RECORDS FOR THE EXERCISE
>>>>>

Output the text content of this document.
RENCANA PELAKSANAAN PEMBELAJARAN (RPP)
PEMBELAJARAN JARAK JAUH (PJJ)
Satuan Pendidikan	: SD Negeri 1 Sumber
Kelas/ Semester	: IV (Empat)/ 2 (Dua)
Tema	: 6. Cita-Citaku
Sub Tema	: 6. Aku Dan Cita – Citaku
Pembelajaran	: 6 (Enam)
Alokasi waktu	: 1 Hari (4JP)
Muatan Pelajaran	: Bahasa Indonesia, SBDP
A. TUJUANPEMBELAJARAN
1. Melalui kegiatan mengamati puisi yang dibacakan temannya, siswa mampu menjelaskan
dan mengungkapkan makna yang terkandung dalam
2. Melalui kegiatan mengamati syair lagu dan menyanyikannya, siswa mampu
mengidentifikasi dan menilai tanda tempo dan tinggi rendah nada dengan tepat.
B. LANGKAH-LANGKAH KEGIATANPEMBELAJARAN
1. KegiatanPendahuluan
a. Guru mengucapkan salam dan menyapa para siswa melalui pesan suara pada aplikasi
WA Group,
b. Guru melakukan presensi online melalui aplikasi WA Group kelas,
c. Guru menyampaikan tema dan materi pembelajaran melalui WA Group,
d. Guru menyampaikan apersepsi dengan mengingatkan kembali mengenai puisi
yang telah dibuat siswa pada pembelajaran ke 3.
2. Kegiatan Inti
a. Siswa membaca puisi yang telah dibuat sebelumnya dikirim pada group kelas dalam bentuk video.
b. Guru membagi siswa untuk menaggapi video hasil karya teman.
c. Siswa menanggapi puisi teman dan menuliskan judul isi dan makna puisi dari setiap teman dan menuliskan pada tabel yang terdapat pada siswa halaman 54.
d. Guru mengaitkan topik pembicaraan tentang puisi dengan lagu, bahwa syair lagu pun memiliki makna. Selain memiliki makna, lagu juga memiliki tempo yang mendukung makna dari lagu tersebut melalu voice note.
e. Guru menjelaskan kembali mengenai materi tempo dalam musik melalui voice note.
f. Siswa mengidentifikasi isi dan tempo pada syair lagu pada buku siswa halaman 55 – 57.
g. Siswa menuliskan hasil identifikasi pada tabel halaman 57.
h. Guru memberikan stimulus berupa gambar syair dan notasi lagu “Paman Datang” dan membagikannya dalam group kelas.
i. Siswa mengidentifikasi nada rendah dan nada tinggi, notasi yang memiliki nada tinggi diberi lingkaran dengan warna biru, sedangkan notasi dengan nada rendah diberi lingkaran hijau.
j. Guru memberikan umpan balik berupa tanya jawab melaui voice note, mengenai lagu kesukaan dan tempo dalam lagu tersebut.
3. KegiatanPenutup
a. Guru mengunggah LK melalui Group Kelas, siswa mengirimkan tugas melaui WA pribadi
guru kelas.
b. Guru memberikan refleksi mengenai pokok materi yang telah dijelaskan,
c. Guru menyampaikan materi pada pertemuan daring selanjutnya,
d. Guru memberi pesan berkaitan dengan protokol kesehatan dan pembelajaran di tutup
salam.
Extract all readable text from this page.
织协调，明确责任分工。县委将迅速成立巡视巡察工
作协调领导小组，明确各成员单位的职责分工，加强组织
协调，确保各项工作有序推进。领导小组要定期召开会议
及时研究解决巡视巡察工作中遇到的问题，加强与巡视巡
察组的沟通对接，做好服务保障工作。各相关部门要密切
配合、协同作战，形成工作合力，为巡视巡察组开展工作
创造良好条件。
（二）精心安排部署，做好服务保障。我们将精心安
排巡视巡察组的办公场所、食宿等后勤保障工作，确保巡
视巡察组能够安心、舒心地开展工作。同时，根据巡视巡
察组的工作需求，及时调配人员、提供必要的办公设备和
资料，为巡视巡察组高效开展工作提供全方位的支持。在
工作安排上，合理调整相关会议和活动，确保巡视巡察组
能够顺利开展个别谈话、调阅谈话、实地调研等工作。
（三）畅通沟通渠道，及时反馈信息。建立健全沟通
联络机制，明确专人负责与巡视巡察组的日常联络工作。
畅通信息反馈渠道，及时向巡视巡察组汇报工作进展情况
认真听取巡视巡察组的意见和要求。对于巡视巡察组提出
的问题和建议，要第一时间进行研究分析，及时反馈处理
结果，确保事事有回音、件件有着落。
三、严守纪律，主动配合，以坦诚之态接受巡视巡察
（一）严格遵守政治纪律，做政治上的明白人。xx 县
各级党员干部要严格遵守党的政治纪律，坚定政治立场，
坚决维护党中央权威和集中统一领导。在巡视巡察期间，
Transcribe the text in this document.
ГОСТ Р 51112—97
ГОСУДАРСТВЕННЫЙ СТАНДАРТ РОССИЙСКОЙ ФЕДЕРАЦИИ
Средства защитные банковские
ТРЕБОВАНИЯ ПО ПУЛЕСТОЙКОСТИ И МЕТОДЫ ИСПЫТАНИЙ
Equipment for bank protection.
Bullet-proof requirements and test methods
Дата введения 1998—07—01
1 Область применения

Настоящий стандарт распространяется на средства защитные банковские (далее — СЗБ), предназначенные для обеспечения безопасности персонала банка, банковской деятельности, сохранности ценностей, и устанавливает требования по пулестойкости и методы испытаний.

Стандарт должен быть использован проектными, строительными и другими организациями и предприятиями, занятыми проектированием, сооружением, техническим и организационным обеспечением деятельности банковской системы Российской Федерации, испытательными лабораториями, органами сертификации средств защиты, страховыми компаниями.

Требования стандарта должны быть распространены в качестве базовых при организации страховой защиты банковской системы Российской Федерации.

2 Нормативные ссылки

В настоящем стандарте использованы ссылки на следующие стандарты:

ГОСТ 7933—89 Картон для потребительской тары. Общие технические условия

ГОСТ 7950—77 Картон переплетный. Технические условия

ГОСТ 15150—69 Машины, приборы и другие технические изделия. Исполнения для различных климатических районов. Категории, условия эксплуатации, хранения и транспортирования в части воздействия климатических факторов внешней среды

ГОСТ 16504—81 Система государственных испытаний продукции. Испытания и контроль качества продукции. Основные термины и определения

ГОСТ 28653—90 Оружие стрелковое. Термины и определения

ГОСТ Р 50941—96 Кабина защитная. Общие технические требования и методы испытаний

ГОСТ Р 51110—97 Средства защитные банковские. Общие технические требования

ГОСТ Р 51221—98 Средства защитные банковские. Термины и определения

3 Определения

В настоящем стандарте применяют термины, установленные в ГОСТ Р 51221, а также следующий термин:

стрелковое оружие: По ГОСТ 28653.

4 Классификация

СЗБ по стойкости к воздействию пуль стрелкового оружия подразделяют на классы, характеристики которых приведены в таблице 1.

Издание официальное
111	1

<<<<<

INSTRUCTION
Set down the material above again, word for word.

RESPONSE TO THE EXERCISE
Output the text content of this document.
RENCANA PELAKSANAAN PEMBELAJARAN (RPP)
PEMBELAJARAN JARAK JAUH (PJJ)
Satuan Pendidikan	: SD Negeri 1 Sumber
Kelas/ Semester	: IV (Empat)/ 2 (Dua)
Tema	: 6. Cita-Citaku
Sub Tema	: 6. Aku Dan Cita – Citaku
Pembelajaran	: 6 (Enam)
Alokasi waktu	: 1 Hari (4JP)
Muatan Pelajaran	: Bahasa Indonesia, SBDP
A. TUJUANPEMBELAJARAN
1. Melalui kegiatan mengamati puisi yang dibacakan temannya, siswa mampu menjelaskan
dan mengungkapkan makna yang terkandung dalam
2. Melalui kegiatan mengamati syair lagu dan menyanyikannya, siswa mampu
mengidentifikasi dan menilai tanda tempo dan tinggi rendah nada dengan tepat.
B. LANGKAH-LANGKAH KEGIATANPEMBELAJARAN
1. KegiatanPendahuluan
a. Guru mengucapkan salam dan menyapa para siswa melalui pesan suara pada aplikasi
WA Group,
b. Guru melakukan presensi online melalui aplikasi WA Group kelas,
c. Guru menyampaikan tema dan materi pembelajaran melalui WA Group,
d. Guru menyampaikan apersepsi dengan mengingatkan kembali mengenai puisi
yang telah dibuat siswa pada pembelajaran ke 3.
2. Kegiatan Inti
a. Siswa membaca puisi yang telah dibuat sebelumnya dikirim pada group kelas dalam bentuk video.
b. Guru membagi siswa untuk menaggapi video hasil karya teman.
c. Siswa menanggapi puisi teman dan menuliskan judul isi dan makna puisi dari setiap teman dan menuliskan pada tabel yang terdapat pada siswa halaman 54.
d. Guru mengaitkan topik pembicaraan tentang puisi dengan lagu, bahwa syair lagu pun memiliki makna. Selain memiliki makna, lagu juga memiliki tempo yang mendukung makna dari lagu tersebut melalu voice note.
e. Guru menjelaskan kembali mengenai materi tempo dalam musik melalui voice note.
f. Siswa mengidentifikasi isi dan tempo pada syair lagu pada buku siswa halaman 55 – 57.
g. Siswa menuliskan hasil identifikasi pada tabel halaman 57.
h. Guru memberikan stimulus berupa gambar syair dan notasi lagu “Paman Datang” dan membagikannya dalam group kelas.
i. Siswa mengidentifikasi nada rendah dan nada tinggi, notasi yang memiliki nada tinggi diberi lingkaran dengan warna biru, sedangkan notasi dengan nada rendah diberi lingkaran hijau.
j. Guru memberikan umpan balik berupa tanya jawab melaui voice note, mengenai lagu kesukaan dan tempo dalam lagu tersebut.
3. KegiatanPenutup
a. Guru mengunggah LK melalui Group Kelas, siswa mengirimkan tugas melaui WA pribadi
guru kelas.
b. Guru memberikan refleksi mengenai pokok materi yang telah dijelaskan,
c. Guru menyampaikan materi pada pertemuan daring selanjutnya,
d. Guru memberi pesan berkaitan dengan protokol kesehatan dan pembelajaran di tutup
salam.
Extract all readable text from this page.
织协调，明确责任分工。县委将迅速成立巡视巡察工
作协调领导小组，明确各成员单位的职责分工，加强组织
协调，确保各项工作有序推进。领导小组要定期召开会议
及时研究解决巡视巡察工作中遇到的问题，加强与巡视巡
察组的沟通对接，做好服务保障工作。各相关部门要密切
配合、协同作战，形成工作合力，为巡视巡察组开展工作
创造良好条件。
（二）精心安排部署，做好服务保障。我们将精心安
排巡视巡察组的办公场所、食宿等后勤保障工作，确保巡
视巡察组能够安心、舒心地开展工作。同时，根据巡视巡
察组的工作需求，及时调配人员、提供必要的办公设备和
资料，为巡视巡察组高效开展工作提供全方位的支持。在
工作安排上，合理调整相关会议和活动，确保巡视巡察组
能够顺利开展个别谈话、调阅谈话、实地调研等工作。
（三）畅通沟通渠道，及时反馈信息。建立健全沟通
联络机制，明确专人负责与巡视巡察组的日常联络工作。
畅通信息反馈渠道，及时向巡视巡察组汇报工作进展情况
认真听取巡视巡察组的意见和要求。对于巡视巡察组提出
的问题和建议，要第一时间进行研究分析，及时反馈处理
结果，确保事事有回音、件件有着落。
三、严守纪律，主动配合，以坦诚之态接受巡视巡察
（一）严格遵守政治纪律，做政治上的明白人。xx 县
各级党员干部要严格遵守党的政治纪律，坚定政治立场，
坚决维护党中央权威和集中统一领导。在巡视巡察期间，
Transcribe the text in this document.
ГОСТ Р 51112—97
ГОСУДАРСТВЕННЫЙ СТАНДАРТ РОССИЙСКОЙ ФЕДЕРАЦИИ
Средства защитные банковские
ТРЕБОВАНИЯ ПО ПУЛЕСТОЙКОСТИ И МЕТОДЫ ИСПЫТАНИЙ
Equipment for bank protection.
Bullet-proof requirements and test methods
Дата введения 1998—07—01
1 Область применения

Настоящий стандарт распространяется на средства защитные банковские (далее — СЗБ), предназначенные для обеспечения безопасности персонала банка, банковской деятельности, сохранности ценностей, и устанавливает требования по пулестойкости и методы испытаний.

Стандарт должен быть использован проектными, строительными и другими организациями и предприятиями, занятыми проектированием, сооружением, техническим и организационным обеспечением деятельности банковской системы Российской Федерации, испытательными лабораториями, органами сертификации средств защиты, страховыми компаниями.

Требования стандарта должны быть распространены в качестве базовых при организации страховой защиты банковской системы Российской Федерации.

2 Нормативные ссылки

В настоящем стандарте использованы ссылки на следующие стандарты:

ГОСТ 7933—89 Картон для потребительской тары. Общие технические условия

ГОСТ 7950—77 Картон переплетный. Технические условия

ГОСТ 15150—69 Машины, приборы и другие технические изделия. Исполнения для различных климатических районов. Категории, условия эксплуатации, хранения и транспортирования в части воздействия климатических факторов внешней среды

ГОСТ 16504—81 Система государственных испытаний продукции. Испытания и контроль качества продукции. Основные термины и определения

ГОСТ 28653—90 Оружие стрелковое. Термины и определения

ГОСТ Р 50941—96 Кабина защитная. Общие технические требования и методы испытаний

ГОСТ Р 51110—97 Средства защитные банковские. Общие технические требования

ГОСТ Р 51221—98 Средства защитные банковские. Термины и определения

3 Определения

В настоящем стандарте применяют термины, установленные в ГОСТ Р 51221, а также следующий термин:

стрелковое оружие: По ГОСТ 28653.

4 Классификация

СЗБ по стойкости к воздействию пуль стрелкового оружия подразделяют на классы, характеристики которых приведены в таблице 1.

Издание официальное
111	1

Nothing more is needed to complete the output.